• [The exercise]
Quote the listing in full, exactly as given, minus any pictures.

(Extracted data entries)
┌────────
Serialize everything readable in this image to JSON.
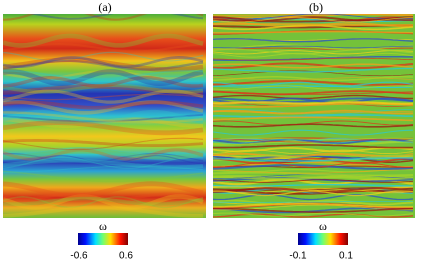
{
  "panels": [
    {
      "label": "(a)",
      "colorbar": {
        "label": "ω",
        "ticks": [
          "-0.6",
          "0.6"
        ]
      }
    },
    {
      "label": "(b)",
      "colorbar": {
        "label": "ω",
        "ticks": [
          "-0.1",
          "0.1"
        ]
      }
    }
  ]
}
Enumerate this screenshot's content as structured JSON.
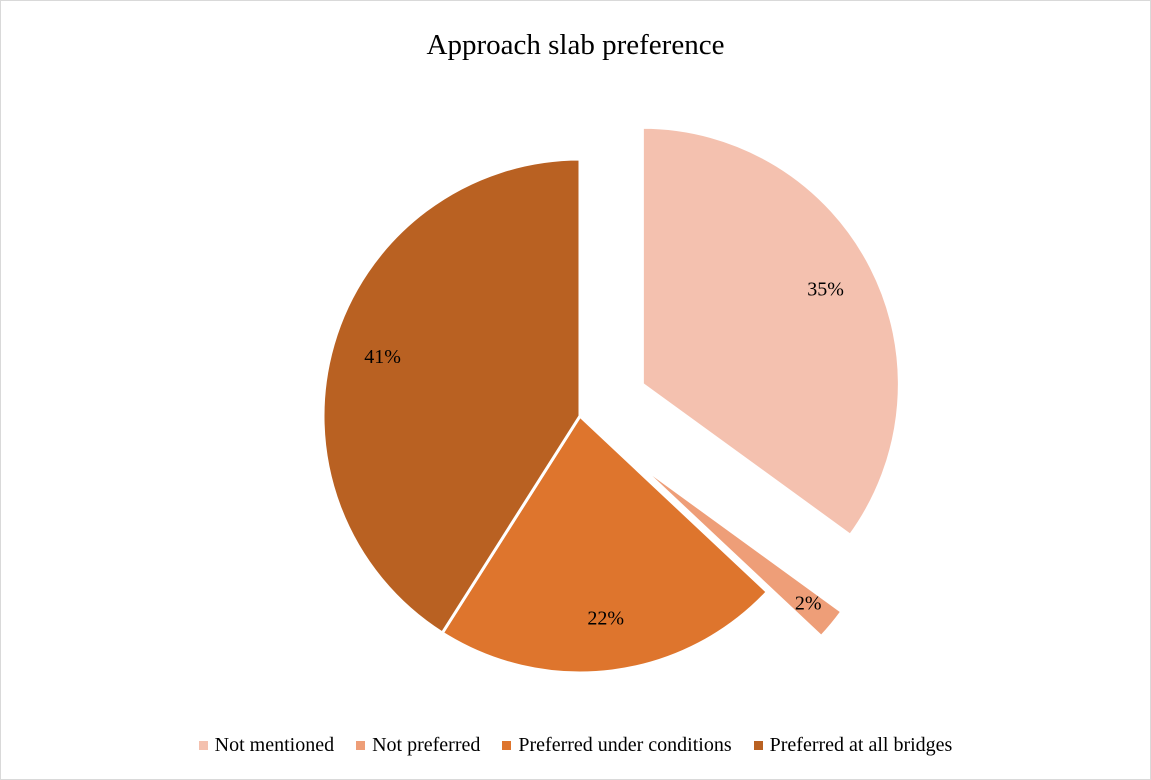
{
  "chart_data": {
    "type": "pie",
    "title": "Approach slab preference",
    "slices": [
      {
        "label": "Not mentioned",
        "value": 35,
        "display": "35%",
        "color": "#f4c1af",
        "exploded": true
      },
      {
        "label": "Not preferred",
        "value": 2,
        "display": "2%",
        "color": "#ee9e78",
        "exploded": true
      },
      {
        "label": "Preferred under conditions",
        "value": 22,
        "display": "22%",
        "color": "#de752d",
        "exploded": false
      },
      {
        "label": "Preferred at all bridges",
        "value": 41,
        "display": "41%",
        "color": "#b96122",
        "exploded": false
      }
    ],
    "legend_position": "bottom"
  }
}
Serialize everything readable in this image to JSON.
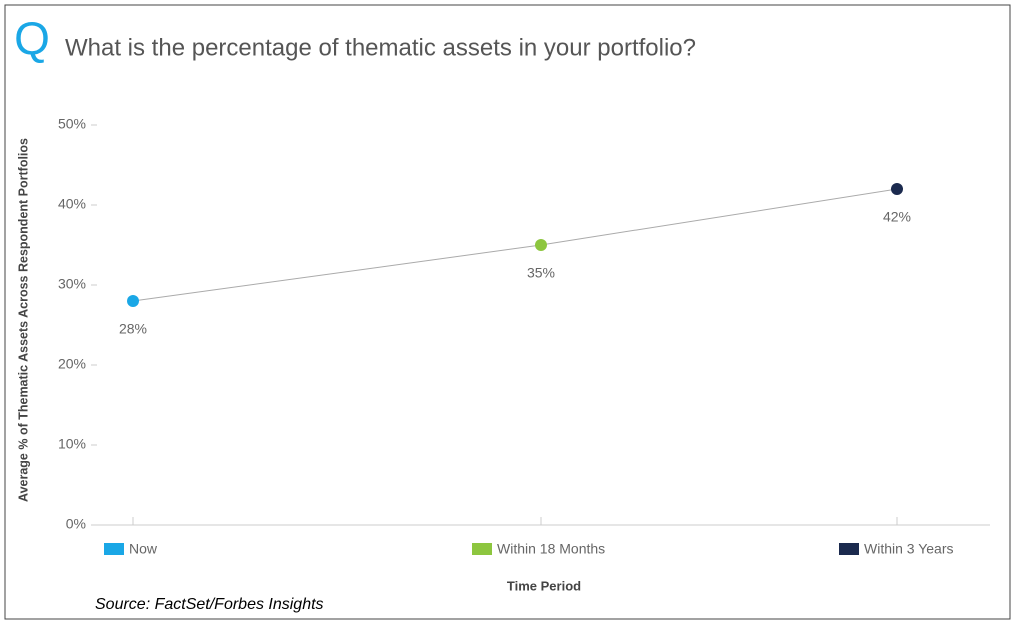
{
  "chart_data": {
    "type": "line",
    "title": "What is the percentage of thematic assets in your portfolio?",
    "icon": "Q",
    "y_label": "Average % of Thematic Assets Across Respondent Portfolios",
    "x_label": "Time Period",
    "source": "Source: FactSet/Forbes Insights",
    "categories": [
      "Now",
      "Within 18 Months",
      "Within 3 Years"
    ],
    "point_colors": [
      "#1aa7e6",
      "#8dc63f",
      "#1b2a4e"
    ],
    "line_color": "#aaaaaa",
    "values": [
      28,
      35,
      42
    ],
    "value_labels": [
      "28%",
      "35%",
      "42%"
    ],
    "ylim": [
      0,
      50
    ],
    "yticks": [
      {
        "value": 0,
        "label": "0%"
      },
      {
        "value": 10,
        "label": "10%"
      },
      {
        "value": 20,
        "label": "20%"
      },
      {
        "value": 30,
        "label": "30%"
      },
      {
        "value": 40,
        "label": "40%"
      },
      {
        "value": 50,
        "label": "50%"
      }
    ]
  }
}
└────────
• [Solved exercise]
Serialize everything readable in this image to JSON.
{
  "panels": [
    {
      "label": "(a)",
      "colorbar": {
        "label": "ω",
        "ticks": [
          "-0.6",
          "0.6"
        ]
      }
    },
    {
      "label": "(b)",
      "colorbar": {
        "label": "ω",
        "ticks": [
          "-0.1",
          "0.1"
        ]
      }
    }
  ]
}
Enumerate this screenshot's content as structured JSON.
{
  "chart_data": {
    "type": "pie",
    "title": "Approach slab preference",
    "slices": [
      {
        "label": "Not mentioned",
        "value": 35,
        "display": "35%",
        "color": "#f4c1af",
        "exploded": true
      },
      {
        "label": "Not preferred",
        "value": 2,
        "display": "2%",
        "color": "#ee9e78",
        "exploded": true
      },
      {
        "label": "Preferred under conditions",
        "value": 22,
        "display": "22%",
        "color": "#de752d",
        "exploded": false
      },
      {
        "label": "Preferred at all bridges",
        "value": 41,
        "display": "41%",
        "color": "#b96122",
        "exploded": false
      }
    ],
    "legend_position": "bottom"
  }
}
Serialize everything readable in this image to JSON.
{
  "chart_data": {
    "type": "line",
    "title": "What is the percentage of thematic assets in your portfolio?",
    "icon": "Q",
    "y_label": "Average % of Thematic Assets Across Respondent Portfolios",
    "x_label": "Time Period",
    "source": "Source: FactSet/Forbes Insights",
    "categories": [
      "Now",
      "Within 18 Months",
      "Within 3 Years"
    ],
    "point_colors": [
      "#1aa7e6",
      "#8dc63f",
      "#1b2a4e"
    ],
    "line_color": "#aaaaaa",
    "values": [
      28,
      35,
      42
    ],
    "value_labels": [
      "28%",
      "35%",
      "42%"
    ],
    "ylim": [
      0,
      50
    ],
    "yticks": [
      {
        "value": 0,
        "label": "0%"
      },
      {
        "value": 10,
        "label": "10%"
      },
      {
        "value": 20,
        "label": "20%"
      },
      {
        "value": 30,
        "label": "30%"
      },
      {
        "value": 40,
        "label": "40%"
      },
      {
        "value": 50,
        "label": "50%"
      }
    ]
  }
}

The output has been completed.